Task statement: Out of all the lines below, count those with the word "name". Give the number only.

#### Recorded data ####

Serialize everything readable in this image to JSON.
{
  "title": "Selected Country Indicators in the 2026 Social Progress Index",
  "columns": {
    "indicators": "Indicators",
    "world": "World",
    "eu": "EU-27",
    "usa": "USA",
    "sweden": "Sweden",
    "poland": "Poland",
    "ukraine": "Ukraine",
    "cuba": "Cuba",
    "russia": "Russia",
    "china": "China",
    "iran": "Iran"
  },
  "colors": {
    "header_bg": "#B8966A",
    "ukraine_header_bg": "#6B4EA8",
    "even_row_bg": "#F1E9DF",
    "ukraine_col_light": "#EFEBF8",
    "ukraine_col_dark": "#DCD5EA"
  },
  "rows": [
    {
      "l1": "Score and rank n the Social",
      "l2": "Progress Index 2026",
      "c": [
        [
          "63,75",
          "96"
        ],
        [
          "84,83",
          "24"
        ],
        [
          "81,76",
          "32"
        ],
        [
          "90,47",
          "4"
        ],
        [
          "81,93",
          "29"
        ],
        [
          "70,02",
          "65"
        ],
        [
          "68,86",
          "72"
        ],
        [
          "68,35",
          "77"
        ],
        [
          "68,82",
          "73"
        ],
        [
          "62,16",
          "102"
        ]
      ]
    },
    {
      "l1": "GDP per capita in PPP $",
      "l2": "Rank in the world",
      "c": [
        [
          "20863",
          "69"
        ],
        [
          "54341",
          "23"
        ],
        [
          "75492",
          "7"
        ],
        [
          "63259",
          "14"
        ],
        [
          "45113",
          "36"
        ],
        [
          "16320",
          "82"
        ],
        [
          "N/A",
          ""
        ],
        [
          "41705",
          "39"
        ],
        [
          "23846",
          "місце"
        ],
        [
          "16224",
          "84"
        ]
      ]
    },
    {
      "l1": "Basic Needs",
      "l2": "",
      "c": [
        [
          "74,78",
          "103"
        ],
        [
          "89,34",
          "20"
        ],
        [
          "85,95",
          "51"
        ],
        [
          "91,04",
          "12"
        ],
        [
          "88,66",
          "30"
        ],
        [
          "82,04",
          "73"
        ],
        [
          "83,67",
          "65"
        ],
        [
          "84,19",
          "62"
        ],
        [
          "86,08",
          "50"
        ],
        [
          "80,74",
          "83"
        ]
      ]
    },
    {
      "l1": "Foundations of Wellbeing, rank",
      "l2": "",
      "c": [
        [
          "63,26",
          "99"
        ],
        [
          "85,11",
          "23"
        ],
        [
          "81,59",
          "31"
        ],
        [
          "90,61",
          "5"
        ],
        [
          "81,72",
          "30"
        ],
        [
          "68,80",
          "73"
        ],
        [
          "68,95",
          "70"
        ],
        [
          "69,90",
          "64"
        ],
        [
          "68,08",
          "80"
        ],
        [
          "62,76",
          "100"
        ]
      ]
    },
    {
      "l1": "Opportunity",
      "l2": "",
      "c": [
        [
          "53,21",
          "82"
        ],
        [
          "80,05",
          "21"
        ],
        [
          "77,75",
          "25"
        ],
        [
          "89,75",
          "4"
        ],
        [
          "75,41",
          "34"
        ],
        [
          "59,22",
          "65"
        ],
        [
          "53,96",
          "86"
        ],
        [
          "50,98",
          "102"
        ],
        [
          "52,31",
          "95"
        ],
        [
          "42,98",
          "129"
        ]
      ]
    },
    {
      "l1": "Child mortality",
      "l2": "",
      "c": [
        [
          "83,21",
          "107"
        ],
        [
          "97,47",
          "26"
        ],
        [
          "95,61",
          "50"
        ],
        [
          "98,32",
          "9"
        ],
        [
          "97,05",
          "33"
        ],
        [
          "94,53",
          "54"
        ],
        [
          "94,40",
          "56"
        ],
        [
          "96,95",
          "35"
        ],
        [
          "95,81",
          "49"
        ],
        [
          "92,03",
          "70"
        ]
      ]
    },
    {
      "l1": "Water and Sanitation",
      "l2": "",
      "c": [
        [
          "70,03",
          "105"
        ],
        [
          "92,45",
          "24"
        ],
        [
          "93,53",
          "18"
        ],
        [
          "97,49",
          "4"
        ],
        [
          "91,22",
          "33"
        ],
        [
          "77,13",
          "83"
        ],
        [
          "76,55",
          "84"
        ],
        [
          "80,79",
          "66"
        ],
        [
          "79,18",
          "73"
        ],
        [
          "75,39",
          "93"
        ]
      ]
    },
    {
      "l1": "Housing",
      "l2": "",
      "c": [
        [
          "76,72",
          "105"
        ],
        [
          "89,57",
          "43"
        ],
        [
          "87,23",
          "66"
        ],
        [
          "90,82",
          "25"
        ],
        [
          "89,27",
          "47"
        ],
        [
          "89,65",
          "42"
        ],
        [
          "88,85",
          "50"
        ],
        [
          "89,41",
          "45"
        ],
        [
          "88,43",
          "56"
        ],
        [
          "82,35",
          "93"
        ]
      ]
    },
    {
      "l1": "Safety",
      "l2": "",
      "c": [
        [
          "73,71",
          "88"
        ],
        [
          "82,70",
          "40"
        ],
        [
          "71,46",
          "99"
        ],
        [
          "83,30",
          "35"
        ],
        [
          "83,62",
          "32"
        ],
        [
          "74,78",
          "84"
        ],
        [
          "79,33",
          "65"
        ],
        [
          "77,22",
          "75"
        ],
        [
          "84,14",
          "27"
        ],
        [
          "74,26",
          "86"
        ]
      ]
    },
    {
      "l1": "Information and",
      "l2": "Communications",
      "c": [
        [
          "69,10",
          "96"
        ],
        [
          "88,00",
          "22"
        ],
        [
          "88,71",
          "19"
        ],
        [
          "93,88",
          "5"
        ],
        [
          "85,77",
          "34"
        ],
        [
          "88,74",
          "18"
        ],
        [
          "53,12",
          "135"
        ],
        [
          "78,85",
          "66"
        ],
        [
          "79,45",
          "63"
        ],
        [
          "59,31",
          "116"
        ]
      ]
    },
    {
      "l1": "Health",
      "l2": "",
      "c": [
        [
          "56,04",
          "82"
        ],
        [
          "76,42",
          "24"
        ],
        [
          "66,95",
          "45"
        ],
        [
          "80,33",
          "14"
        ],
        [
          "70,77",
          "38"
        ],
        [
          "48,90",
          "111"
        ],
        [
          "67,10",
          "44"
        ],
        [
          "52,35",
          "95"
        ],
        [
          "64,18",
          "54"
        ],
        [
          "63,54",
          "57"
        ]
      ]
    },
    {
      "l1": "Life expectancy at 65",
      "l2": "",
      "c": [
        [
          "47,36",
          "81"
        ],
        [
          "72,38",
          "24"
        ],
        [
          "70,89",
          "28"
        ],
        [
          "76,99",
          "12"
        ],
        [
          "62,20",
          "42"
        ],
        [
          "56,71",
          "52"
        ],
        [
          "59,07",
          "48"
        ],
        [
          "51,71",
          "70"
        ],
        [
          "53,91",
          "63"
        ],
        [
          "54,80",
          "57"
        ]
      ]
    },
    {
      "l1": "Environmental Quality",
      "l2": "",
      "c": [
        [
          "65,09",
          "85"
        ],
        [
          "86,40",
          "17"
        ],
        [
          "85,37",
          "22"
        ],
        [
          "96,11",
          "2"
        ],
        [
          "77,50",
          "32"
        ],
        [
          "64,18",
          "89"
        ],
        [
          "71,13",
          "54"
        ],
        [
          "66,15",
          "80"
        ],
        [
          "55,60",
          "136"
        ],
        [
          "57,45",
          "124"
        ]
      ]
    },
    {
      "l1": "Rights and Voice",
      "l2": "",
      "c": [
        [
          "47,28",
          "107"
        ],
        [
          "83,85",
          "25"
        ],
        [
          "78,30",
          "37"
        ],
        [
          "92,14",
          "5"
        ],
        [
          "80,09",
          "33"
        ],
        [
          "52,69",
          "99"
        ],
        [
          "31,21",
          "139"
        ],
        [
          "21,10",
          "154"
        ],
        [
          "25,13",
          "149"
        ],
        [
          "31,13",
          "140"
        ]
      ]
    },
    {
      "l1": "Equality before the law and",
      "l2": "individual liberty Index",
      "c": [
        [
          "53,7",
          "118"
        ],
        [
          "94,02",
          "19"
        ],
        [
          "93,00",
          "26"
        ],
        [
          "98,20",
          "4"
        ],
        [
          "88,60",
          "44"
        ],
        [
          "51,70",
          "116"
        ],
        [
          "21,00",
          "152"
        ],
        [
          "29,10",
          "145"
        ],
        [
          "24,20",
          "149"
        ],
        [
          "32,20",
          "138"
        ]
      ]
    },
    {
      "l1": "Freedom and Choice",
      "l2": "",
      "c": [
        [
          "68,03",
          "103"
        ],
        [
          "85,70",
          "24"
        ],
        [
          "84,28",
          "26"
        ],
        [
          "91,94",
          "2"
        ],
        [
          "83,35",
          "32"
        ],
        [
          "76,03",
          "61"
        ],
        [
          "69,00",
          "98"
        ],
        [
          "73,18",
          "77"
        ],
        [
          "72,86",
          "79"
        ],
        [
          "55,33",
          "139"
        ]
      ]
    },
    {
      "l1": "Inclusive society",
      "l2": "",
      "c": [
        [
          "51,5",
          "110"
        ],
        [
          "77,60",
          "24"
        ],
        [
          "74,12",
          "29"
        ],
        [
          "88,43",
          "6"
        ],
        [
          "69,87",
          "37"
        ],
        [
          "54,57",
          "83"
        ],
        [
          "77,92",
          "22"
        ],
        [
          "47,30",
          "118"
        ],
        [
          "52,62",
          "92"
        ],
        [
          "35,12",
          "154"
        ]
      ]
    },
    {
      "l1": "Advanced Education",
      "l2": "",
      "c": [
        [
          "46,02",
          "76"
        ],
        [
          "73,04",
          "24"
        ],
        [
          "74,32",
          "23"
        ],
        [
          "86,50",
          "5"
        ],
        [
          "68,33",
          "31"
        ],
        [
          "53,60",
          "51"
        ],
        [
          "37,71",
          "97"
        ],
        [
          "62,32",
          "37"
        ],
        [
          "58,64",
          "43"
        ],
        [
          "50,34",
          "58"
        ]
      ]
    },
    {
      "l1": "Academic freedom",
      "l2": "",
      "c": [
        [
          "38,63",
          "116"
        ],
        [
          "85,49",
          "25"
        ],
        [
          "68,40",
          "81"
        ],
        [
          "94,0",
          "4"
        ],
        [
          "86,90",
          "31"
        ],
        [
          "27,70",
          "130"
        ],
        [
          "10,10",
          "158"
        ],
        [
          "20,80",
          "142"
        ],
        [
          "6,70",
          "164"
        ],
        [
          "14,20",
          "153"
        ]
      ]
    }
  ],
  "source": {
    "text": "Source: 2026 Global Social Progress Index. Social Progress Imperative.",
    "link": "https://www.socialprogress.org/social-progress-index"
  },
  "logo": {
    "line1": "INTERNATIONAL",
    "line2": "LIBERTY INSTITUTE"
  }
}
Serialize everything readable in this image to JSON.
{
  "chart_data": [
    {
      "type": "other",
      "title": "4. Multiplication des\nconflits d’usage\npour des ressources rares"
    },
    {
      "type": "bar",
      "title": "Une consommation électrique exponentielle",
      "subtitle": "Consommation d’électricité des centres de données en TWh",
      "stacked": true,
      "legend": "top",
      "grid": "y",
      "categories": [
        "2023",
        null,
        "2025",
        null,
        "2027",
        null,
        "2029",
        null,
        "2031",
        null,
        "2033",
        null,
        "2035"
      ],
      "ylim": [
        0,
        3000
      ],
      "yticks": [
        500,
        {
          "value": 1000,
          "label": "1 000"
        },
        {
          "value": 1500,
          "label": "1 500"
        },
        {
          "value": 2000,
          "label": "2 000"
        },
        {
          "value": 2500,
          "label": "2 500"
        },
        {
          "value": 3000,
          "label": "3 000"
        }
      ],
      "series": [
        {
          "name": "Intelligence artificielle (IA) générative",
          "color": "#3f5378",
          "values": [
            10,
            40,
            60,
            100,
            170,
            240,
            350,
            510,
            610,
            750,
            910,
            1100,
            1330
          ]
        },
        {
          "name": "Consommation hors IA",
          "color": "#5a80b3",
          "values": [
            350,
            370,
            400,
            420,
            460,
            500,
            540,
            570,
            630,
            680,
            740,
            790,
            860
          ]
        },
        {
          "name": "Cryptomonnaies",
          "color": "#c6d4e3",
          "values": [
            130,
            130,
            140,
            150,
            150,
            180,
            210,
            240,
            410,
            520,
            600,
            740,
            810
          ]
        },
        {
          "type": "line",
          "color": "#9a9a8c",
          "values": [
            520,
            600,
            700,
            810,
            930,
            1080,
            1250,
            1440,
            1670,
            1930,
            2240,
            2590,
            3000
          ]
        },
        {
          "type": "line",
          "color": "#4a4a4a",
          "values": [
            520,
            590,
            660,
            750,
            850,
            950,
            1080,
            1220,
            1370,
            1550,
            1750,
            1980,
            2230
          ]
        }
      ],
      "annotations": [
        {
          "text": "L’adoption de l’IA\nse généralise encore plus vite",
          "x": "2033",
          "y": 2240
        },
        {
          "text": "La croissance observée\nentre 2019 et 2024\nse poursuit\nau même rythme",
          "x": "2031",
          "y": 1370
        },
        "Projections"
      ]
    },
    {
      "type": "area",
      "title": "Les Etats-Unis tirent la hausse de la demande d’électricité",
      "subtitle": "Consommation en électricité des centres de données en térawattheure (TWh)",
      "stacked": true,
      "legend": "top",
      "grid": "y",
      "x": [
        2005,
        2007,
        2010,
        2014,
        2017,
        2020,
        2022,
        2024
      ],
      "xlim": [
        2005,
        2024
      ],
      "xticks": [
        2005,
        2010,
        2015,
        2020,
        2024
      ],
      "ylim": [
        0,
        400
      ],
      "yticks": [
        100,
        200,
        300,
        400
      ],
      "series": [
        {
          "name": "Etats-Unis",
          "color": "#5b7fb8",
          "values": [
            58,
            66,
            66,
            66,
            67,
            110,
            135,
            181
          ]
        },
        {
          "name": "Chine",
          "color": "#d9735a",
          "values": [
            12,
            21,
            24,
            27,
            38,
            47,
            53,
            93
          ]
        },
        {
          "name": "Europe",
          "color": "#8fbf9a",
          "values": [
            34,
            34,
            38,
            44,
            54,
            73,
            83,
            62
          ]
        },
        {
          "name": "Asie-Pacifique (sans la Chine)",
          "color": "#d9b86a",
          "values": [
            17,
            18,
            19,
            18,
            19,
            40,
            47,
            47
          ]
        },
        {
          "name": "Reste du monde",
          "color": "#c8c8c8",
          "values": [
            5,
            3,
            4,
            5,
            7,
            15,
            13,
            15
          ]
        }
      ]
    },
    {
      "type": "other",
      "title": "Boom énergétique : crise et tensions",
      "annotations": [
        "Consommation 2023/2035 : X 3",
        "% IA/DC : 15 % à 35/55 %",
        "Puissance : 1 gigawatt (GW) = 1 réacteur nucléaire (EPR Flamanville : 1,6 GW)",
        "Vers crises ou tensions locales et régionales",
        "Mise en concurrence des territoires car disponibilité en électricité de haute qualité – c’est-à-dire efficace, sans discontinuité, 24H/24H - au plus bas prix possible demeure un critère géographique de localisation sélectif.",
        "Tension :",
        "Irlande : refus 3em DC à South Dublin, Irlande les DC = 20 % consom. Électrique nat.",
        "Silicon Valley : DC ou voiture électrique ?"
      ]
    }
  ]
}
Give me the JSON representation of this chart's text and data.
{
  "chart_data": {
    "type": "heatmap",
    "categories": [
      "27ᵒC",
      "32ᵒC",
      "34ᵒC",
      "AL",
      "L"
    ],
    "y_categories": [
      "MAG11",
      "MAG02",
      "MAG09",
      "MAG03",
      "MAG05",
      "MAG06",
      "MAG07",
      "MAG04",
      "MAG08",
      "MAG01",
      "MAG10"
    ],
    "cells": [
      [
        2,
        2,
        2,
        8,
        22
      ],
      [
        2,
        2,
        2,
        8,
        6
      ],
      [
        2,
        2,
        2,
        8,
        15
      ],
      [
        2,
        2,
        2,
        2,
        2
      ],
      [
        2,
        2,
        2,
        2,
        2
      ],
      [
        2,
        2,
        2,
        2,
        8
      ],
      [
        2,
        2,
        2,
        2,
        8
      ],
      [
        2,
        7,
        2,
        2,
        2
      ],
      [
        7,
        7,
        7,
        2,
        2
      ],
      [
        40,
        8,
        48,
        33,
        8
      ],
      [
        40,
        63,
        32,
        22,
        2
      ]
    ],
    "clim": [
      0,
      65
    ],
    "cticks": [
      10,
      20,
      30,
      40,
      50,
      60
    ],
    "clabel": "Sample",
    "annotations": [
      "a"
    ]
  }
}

####

Task result: 8